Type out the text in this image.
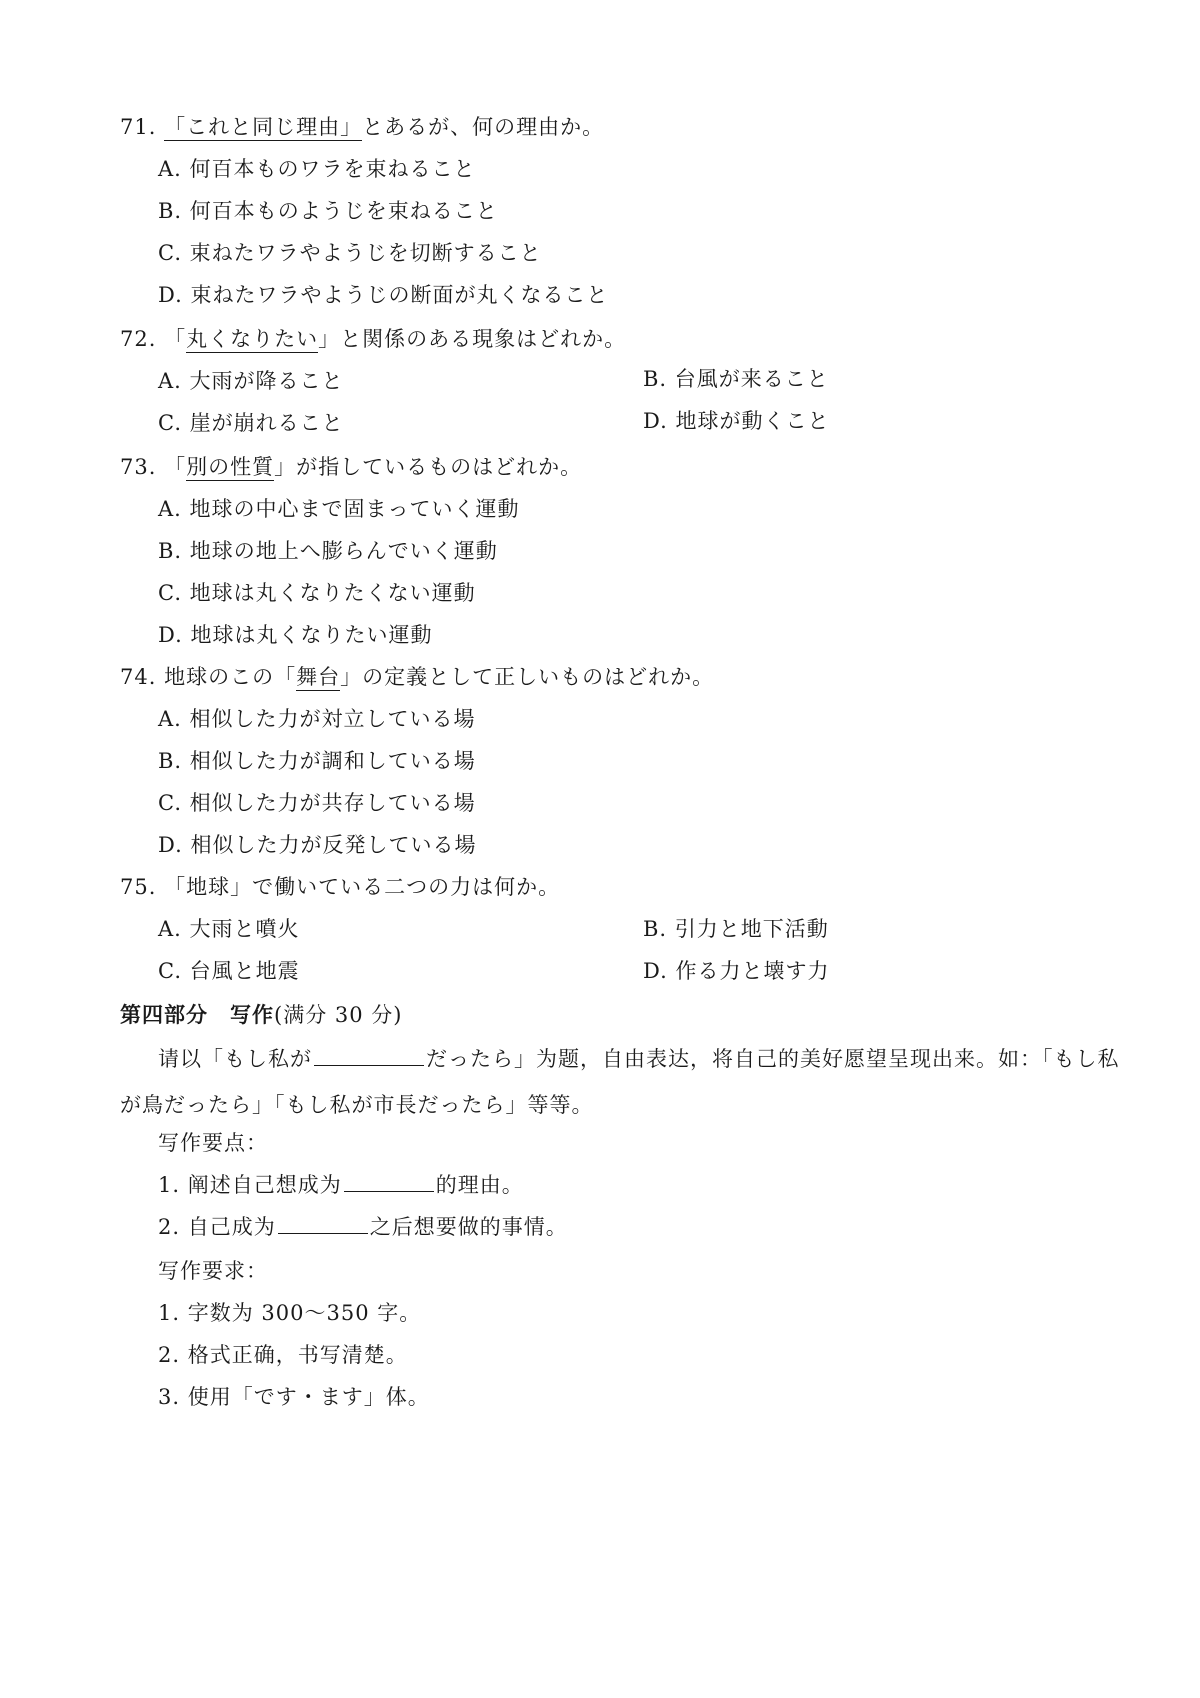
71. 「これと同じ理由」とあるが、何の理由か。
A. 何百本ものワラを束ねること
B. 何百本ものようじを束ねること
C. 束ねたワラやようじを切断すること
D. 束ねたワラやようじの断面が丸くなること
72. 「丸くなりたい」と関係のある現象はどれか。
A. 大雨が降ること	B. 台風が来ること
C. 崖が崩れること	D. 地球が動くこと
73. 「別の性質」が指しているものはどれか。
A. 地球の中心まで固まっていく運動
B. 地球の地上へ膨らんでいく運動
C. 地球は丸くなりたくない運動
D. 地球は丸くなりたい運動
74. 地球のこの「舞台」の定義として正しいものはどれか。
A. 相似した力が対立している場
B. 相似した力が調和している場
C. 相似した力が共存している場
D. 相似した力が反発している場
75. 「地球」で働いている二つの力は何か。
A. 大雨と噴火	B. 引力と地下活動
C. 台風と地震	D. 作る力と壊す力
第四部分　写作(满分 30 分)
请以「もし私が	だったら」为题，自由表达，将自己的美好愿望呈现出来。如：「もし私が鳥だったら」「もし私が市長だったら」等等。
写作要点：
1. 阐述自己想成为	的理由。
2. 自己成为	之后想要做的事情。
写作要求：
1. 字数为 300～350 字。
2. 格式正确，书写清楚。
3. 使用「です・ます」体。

* **Given task**:
Repeat each entry exactly as it appears; skip any picture.

* **Finished exercise**:
Type out the text in this image.
71. 「これと同じ理由」とあるが、何の理由か。
A. 何百本ものワラを束ねること
B. 何百本ものようじを束ねること
C. 束ねたワラやようじを切断すること
D. 束ねたワラやようじの断面が丸くなること
72. 「丸くなりたい」と関係のある現象はどれか。
A. 大雨が降ること	B. 台風が来ること
C. 崖が崩れること	D. 地球が動くこと
73. 「別の性質」が指しているものはどれか。
A. 地球の中心まで固まっていく運動
B. 地球の地上へ膨らんでいく運動
C. 地球は丸くなりたくない運動
D. 地球は丸くなりたい運動
74. 地球のこの「舞台」の定義として正しいものはどれか。
A. 相似した力が対立している場
B. 相似した力が調和している場
C. 相似した力が共存している場
D. 相似した力が反発している場
75. 「地球」で働いている二つの力は何か。
A. 大雨と噴火	B. 引力と地下活動
C. 台風と地震	D. 作る力と壊す力
第四部分　写作(满分 30 分)
请以「もし私が	だったら」为题，自由表达，将自己的美好愿望呈现出来。如：「もし私が鳥だったら」「もし私が市長だったら」等等。
写作要点：
1. 阐述自己想成为	的理由。
2. 自己成为	之后想要做的事情。
写作要求：
1. 字数为 300～350 字。
2. 格式正确，书写清楚。
3. 使用「です・ます」体。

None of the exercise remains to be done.